(Dataset entries)
----

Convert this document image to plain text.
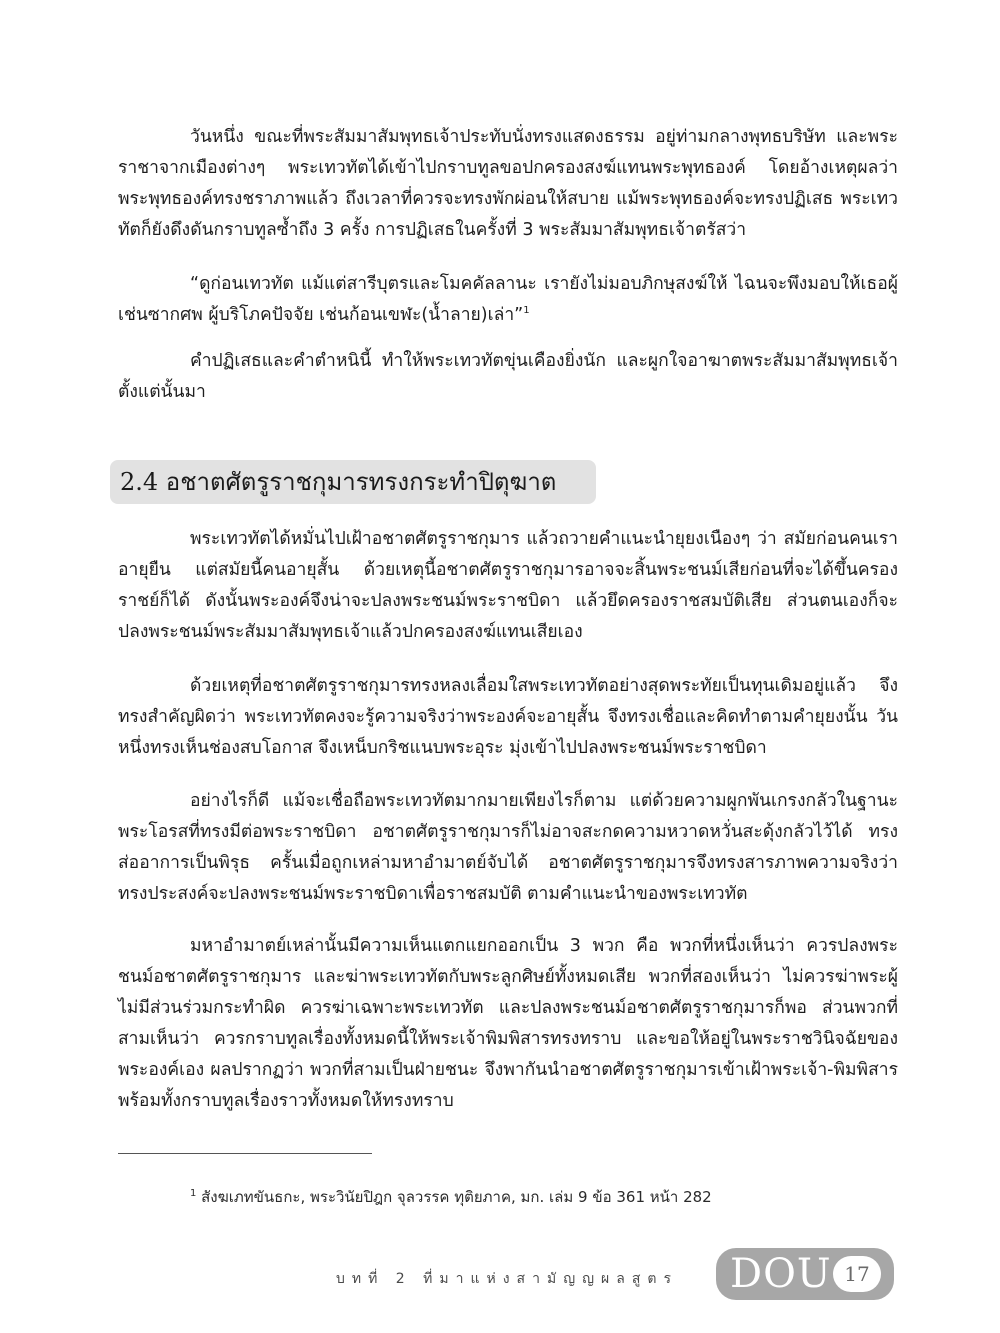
วันหนึ่ง ขณะที่พระสัมมาสัมพุทธเจ้าประทับนั่งทรงแสดงธรรม อยู่ท่ามกลางพุทธบริษัท และพระราชาจากเมืองต่างๆ พระเทวทัตได้เข้าไปกราบทูลขอปกครองสงฆ์แทนพระพุทธองค์ โดยอ้างเหตุผลว่าพระพุทธองค์ทรงชราภาพแล้ว ถึงเวลาที่ควรจะทรงพักผ่อนให้สบาย แม้พระพุทธองค์จะทรงปฏิเสธ พระเทวทัตก็ยังดึงดันกราบทูลซ้ำถึง 3 ครั้ง การปฏิเสธในครั้งที่ 3 พระสัมมาสัมพุทธเจ้าตรัสว่า

“ดูก่อนเทวทัต แม้แต่สารีบุตรและโมคคัลลานะ เรายังไม่มอบภิกษุสงฆ์ให้ ไฉนจะพึงมอบให้เธอผู้เช่นซากศพ ผู้บริโภคปัจจัย เช่นก้อนเขฬะ(น้ำลาย)เล่า”$^1$

คำปฏิเสธและคำตำหนินี้ ทำให้พระเทวทัตขุ่นเคืองยิ่งนัก และผูกใจอาฆาตพระสัมมาสัมพุทธเจ้าตั้งแต่นั้นมา

2.4 อชาตศัตรูราชกุมารทรงกระทำปิตุฆาต

พระเทวทัตได้หมั่นไปเฝ้าอชาตศัตรูราชกุมาร แล้วถวายคำแนะนำยุยงเนืองๆ ว่า สมัยก่อนคนเราอายุยืน แต่สมัยนี้คนอายุสั้น ด้วยเหตุนี้อชาตศัตรูราชกุมารอาจจะสิ้นพระชนม์เสียก่อนที่จะได้ขึ้นครองราชย์ก็ได้ ดังนั้นพระองค์จึงน่าจะปลงพระชนม์พระราชบิดา แล้วยึดครองราชสมบัติเสีย ส่วนตนเองก็จะปลงพระชนม์พระสัมมาสัมพุทธเจ้าแล้วปกครองสงฆ์แทนเสียเอง

ด้วยเหตุที่อชาตศัตรูราชกุมารทรงหลงเลื่อมใสพระเทวทัตอย่างสุดพระทัยเป็นทุนเดิมอยู่แล้ว จึงทรงสำคัญผิดว่า พระเทวทัตคงจะรู้ความจริงว่าพระองค์จะอายุสั้น จึงทรงเชื่อและคิดทำตามคำยุยงนั้น วันหนึ่งทรงเห็นช่องสบโอกาส จึงเหน็บกริชแนบพระอุระ มุ่งเข้าไปปลงพระชนม์พระราชบิดา

อย่างไรก็ดี แม้จะเชื่อถือพระเทวทัตมากมายเพียงไรก็ตาม แต่ด้วยความผูกพันเกรงกลัวในฐานะพระโอรสที่ทรงมีต่อพระราชบิดา อชาตศัตรูราชกุมารก็ไม่อาจสะกดความหวาดหวั่นสะดุ้งกลัวไว้ได้ ทรงส่ออาการเป็นพิรุธ ครั้นเมื่อถูกเหล่ามหาอำมาตย์จับได้ อชาตศัตรูราชกุมารจึงทรงสารภาพความจริงว่าทรงประสงค์จะปลงพระชนม์พระราชบิดาเพื่อราชสมบัติ ตามคำแนะนำของพระเทวทัต

มหาอำมาตย์เหล่านั้นมีความเห็นแตกแยกออกเป็น 3 พวก คือ พวกที่หนึ่งเห็นว่า ควรปลงพระชนม์อชาตศัตรูราชกุมาร และฆ่าพระเทวทัตกับพระลูกศิษย์ทั้งหมดเสีย พวกที่สองเห็นว่า ไม่ควรฆ่าพระผู้ไม่มีส่วนร่วมกระทำผิด ควรฆ่าเฉพาะพระเทวทัต และปลงพระชนม์อชาตศัตรูราชกุมารก็พอ ส่วนพวกที่สามเห็นว่า ควรกราบทูลเรื่องทั้งหมดนี้ให้พระเจ้าพิมพิสารทรงทราบ และขอให้อยู่ในพระราชวินิจฉัยของพระองค์เอง ผลปรากฏว่า พวกที่สามเป็นฝ่ายชนะ จึงพากันนำอชาตศัตรูราชกุมารเข้าเฝ้าพระเจ้า-พิมพิสาร พร้อมทั้งกราบทูลเรื่องราวทั้งหมดให้ทรงทราบ

$^1$ สังฆเภทขันธกะ, พระวินัยปิฎก จุลวรรค ทุติยภาค, มก. เล่ม 9 ข้อ 361 หน้า 282

บทที่ 2 ที่มาแห่งสามัญญผลสูตร DOU 17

----

» **EXERCISE OBJECTIVE**: Identify the lines above that contain the word "พระราชบ", then copy them.

» **RESPONSE TO THIS TASK**:
พระเทวทัตได้หมั่นไปเฝ้าอชาตศัตรูราชกุมาร แล้วถวายคำแนะนำยุยงเนืองๆ ว่า สมัยก่อนคนเราอายุยืน แต่สมัยนี้คนอายุสั้น ด้วยเหตุนี้อชาตศัตรูราชกุมารอาจจะสิ้นพระชนม์เสียก่อนที่จะได้ขึ้นครองราชย์ก็ได้ ดังนั้นพระองค์จึงน่าจะปลงพระชนม์พระราชบิดา แล้วยึดครองราชสมบัติเสีย ส่วนตนเองก็จะปลงพระชนม์พระสัมมาสัมพุทธเจ้าแล้วปกครองสงฆ์แทนเสียเอง
ด้วยเหตุที่อชาตศัตรูราชกุมารทรงหลงเลื่อมใสพระเทวทัตอย่างสุดพระทัยเป็นทุนเดิมอยู่แล้ว จึงทรงสำคัญผิดว่า พระเทวทัตคงจะรู้ความจริงว่าพระองค์จะอายุสั้น จึงทรงเชื่อและคิดทำตามคำยุยงนั้น วันหนึ่งทรงเห็นช่องสบโอกาส จึงเหน็บกริชแนบพระอุระ มุ่งเข้าไปปลงพระชนม์พระราชบิดา
อย่างไรก็ดี แม้จะเชื่อถือพระเทวทัตมากมายเพียงไรก็ตาม แต่ด้วยความผูกพันเกรงกลัวในฐานะพระโอรสที่ทรงมีต่อพระราชบิดา อชาตศัตรูราชกุมารก็ไม่อาจสะกดความหวาดหวั่นสะดุ้งกลัวไว้ได้ ทรงส่ออาการเป็นพิรุธ ครั้นเมื่อถูกเหล่ามหาอำมาตย์จับได้ อชาตศัตรูราชกุมารจึงทรงสารภาพความจริงว่าทรงประสงค์จะปลงพระชนม์พระราชบิดาเพื่อราชสมบัติ ตามคำแนะนำของพระเทวทัต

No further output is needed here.